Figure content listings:
[start]

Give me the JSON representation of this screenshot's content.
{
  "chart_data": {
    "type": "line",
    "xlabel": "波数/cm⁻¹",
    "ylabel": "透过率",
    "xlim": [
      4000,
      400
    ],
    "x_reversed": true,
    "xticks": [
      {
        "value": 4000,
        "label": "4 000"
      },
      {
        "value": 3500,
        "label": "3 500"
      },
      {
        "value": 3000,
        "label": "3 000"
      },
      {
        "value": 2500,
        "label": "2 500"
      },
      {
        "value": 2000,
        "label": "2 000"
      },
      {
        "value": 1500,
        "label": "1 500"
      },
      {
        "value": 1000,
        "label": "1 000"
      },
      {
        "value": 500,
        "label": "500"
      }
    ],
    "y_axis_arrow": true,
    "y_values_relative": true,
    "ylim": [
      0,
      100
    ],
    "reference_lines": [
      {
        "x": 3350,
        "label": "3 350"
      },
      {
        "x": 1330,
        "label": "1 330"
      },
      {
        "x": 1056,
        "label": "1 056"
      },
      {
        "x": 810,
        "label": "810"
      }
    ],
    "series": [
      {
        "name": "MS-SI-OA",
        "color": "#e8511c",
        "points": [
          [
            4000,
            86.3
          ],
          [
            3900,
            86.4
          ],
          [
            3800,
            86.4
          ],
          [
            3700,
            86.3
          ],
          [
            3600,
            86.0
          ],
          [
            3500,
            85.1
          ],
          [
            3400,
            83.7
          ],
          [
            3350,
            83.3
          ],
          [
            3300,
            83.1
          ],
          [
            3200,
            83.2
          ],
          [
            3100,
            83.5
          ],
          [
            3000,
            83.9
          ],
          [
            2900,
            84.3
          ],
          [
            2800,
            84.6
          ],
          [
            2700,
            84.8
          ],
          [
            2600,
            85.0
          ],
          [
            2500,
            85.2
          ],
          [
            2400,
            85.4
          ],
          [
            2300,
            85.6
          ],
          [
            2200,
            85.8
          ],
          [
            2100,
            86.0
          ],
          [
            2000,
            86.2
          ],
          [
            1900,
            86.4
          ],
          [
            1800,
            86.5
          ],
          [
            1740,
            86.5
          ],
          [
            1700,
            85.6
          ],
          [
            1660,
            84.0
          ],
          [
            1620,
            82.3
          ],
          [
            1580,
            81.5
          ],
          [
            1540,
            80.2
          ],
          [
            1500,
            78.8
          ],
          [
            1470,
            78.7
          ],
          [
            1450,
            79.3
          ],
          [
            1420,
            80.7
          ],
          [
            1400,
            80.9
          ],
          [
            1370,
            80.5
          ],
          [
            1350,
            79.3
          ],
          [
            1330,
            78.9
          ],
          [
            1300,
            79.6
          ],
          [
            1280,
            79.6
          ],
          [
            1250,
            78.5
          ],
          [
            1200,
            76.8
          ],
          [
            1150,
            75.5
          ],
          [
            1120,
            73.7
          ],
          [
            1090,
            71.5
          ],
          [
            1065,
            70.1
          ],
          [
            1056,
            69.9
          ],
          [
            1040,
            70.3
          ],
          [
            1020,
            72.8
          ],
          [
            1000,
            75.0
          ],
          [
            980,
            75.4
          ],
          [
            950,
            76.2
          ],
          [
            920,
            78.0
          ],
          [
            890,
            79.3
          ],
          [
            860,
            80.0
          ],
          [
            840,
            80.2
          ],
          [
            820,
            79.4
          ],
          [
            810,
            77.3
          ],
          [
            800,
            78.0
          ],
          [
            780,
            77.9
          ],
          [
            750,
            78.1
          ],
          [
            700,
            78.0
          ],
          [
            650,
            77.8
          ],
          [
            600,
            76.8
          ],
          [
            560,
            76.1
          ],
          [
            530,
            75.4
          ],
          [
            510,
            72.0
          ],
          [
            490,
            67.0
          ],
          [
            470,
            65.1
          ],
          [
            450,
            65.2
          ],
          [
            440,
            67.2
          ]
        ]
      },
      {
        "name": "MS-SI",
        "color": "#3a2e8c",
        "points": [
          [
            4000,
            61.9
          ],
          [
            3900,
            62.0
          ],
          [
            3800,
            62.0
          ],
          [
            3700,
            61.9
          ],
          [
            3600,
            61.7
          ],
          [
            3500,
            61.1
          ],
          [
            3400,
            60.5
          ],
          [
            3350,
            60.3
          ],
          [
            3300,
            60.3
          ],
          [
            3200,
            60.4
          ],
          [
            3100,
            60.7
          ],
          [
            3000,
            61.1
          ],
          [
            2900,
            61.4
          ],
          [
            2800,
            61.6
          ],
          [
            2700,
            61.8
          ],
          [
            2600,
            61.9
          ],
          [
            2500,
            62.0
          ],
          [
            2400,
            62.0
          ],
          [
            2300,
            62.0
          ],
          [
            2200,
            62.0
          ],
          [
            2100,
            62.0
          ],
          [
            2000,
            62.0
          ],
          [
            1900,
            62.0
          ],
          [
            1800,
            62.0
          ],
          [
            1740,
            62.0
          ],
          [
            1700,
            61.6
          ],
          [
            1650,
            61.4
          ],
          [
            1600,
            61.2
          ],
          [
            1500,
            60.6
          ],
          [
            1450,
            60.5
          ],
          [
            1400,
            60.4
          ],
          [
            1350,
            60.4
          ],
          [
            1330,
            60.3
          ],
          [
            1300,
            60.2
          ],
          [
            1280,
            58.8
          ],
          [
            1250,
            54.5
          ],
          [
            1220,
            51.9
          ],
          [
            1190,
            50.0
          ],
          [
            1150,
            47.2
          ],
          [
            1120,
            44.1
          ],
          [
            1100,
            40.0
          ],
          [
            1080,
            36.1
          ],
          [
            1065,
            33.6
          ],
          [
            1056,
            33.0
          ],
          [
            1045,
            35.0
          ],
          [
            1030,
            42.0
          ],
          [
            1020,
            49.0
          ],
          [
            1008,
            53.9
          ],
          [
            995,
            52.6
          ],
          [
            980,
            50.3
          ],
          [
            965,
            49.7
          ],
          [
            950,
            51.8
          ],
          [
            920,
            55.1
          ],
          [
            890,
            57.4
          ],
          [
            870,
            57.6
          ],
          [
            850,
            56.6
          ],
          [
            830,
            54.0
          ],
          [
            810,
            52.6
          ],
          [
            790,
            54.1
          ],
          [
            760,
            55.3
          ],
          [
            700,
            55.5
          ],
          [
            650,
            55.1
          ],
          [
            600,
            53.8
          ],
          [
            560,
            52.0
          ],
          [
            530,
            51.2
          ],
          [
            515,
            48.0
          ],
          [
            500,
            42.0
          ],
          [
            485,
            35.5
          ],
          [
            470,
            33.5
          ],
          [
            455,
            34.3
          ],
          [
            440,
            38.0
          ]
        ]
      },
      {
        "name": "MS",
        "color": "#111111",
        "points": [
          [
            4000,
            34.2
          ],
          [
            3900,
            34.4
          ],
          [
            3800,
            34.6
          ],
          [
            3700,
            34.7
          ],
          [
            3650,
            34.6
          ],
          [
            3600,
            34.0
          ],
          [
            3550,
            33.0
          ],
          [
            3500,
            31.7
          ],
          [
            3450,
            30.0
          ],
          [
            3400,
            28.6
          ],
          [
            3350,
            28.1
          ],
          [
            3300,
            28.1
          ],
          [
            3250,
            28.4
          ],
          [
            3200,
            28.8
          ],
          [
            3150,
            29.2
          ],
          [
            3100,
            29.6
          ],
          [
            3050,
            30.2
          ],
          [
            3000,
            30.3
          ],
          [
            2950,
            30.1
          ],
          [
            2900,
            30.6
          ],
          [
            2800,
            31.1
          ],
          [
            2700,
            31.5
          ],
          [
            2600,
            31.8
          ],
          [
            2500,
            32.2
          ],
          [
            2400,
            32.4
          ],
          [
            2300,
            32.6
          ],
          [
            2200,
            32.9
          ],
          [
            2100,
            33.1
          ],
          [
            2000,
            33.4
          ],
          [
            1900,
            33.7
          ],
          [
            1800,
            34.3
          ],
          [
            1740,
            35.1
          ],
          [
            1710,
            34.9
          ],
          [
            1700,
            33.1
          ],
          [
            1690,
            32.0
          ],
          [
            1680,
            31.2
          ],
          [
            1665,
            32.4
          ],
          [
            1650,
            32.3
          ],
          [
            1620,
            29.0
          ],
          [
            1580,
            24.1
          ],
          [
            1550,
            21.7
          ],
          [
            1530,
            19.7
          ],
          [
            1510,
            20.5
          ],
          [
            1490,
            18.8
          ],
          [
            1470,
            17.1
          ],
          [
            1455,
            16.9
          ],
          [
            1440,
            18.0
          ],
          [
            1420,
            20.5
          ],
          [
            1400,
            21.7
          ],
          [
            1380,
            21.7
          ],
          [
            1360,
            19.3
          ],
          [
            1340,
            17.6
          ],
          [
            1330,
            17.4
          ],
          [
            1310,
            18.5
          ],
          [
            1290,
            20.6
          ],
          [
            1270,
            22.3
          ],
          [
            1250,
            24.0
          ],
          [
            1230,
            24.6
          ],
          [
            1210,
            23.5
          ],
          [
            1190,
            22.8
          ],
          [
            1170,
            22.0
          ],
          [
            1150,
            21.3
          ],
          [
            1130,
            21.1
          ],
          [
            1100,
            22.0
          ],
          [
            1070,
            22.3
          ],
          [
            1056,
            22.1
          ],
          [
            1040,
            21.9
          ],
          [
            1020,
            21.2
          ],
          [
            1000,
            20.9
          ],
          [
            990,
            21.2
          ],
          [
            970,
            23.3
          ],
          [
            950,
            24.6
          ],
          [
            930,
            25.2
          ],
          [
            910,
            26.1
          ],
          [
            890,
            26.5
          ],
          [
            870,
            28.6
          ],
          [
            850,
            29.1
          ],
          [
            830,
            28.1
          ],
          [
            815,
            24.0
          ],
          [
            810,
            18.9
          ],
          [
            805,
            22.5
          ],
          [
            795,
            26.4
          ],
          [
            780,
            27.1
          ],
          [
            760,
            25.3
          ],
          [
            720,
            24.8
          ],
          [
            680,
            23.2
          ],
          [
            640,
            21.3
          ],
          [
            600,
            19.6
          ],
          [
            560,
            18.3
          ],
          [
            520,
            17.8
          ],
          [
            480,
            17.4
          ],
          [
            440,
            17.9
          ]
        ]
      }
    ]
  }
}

[end]

Select the lines from the entries that include the word "true".

    "x_reversed": true,
    "y_axis_arrow": true,
    "y_values_relative": true,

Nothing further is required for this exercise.